(Dataset entries)
· · · · · · ·

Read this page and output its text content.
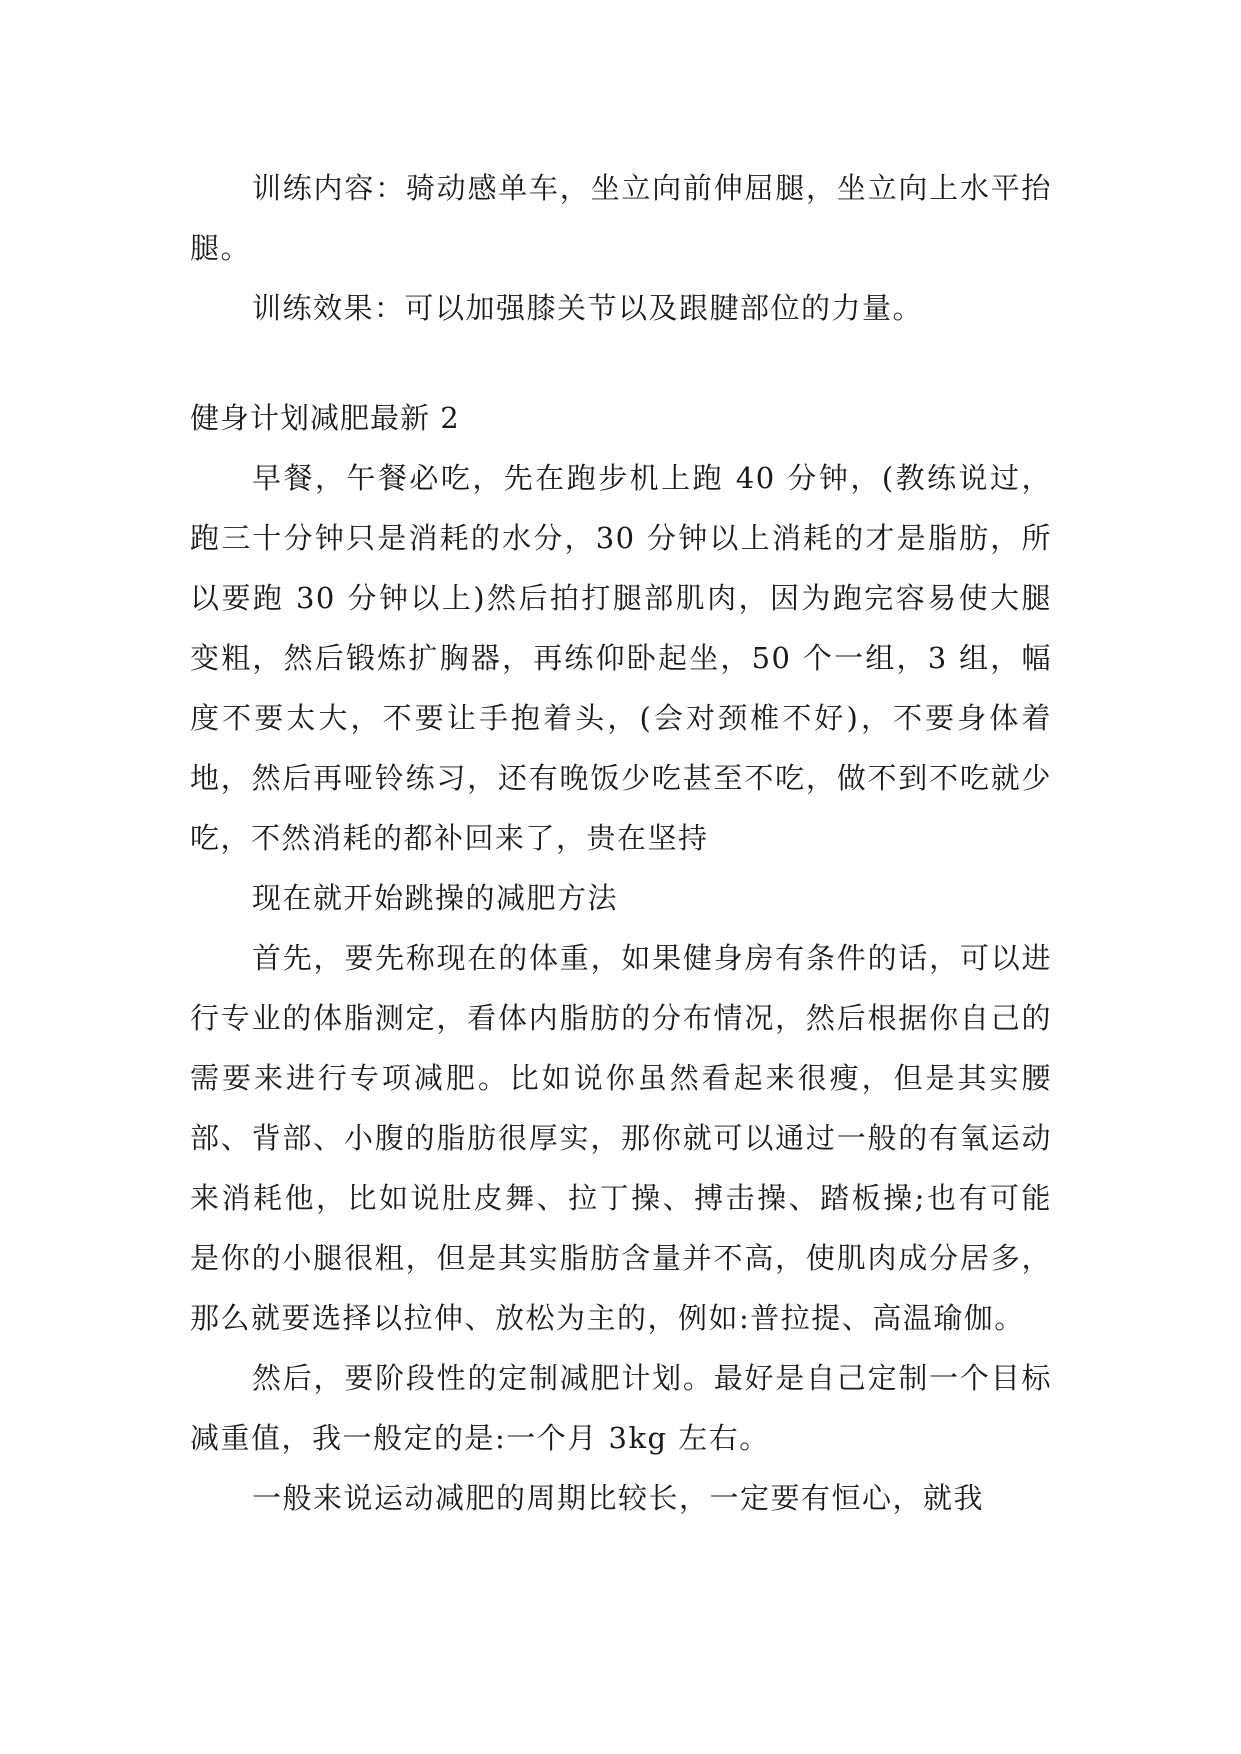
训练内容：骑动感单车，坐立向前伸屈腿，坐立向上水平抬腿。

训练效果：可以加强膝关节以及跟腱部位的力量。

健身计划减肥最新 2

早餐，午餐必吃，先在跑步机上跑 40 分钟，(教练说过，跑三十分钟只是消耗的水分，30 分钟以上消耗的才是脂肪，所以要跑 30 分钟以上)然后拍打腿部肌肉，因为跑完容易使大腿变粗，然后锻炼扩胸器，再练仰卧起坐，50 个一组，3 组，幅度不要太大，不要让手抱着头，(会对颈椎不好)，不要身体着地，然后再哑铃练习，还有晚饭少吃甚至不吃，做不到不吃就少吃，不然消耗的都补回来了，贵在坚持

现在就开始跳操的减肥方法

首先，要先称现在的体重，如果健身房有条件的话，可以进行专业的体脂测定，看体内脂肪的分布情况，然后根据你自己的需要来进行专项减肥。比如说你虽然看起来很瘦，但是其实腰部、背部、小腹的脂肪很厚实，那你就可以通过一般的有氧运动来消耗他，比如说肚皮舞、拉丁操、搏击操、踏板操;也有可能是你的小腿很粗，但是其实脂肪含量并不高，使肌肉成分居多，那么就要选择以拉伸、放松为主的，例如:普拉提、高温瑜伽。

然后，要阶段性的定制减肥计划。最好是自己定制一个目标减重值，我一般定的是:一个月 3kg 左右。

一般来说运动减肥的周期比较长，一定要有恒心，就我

· · · · · · ·

Drop the images and repeat the data exactly.

**EXERCISE OUTPUT:**
Read this page and output its text content.
训练内容：骑动感单车，坐立向前伸屈腿，坐立向上水平抬腿。

训练效果：可以加强膝关节以及跟腱部位的力量。

健身计划减肥最新 2

早餐，午餐必吃，先在跑步机上跑 40 分钟，(教练说过，跑三十分钟只是消耗的水分，30 分钟以上消耗的才是脂肪，所以要跑 30 分钟以上)然后拍打腿部肌肉，因为跑完容易使大腿变粗，然后锻炼扩胸器，再练仰卧起坐，50 个一组，3 组，幅度不要太大，不要让手抱着头，(会对颈椎不好)，不要身体着地，然后再哑铃练习，还有晚饭少吃甚至不吃，做不到不吃就少吃，不然消耗的都补回来了，贵在坚持

现在就开始跳操的减肥方法

首先，要先称现在的体重，如果健身房有条件的话，可以进行专业的体脂测定，看体内脂肪的分布情况，然后根据你自己的需要来进行专项减肥。比如说你虽然看起来很瘦，但是其实腰部、背部、小腹的脂肪很厚实，那你就可以通过一般的有氧运动来消耗他，比如说肚皮舞、拉丁操、搏击操、踏板操;也有可能是你的小腿很粗，但是其实脂肪含量并不高，使肌肉成分居多，那么就要选择以拉伸、放松为主的，例如:普拉提、高温瑜伽。

然后，要阶段性的定制减肥计划。最好是自己定制一个目标减重值，我一般定的是:一个月 3kg 左右。

一般来说运动减肥的周期比较长，一定要有恒心，就我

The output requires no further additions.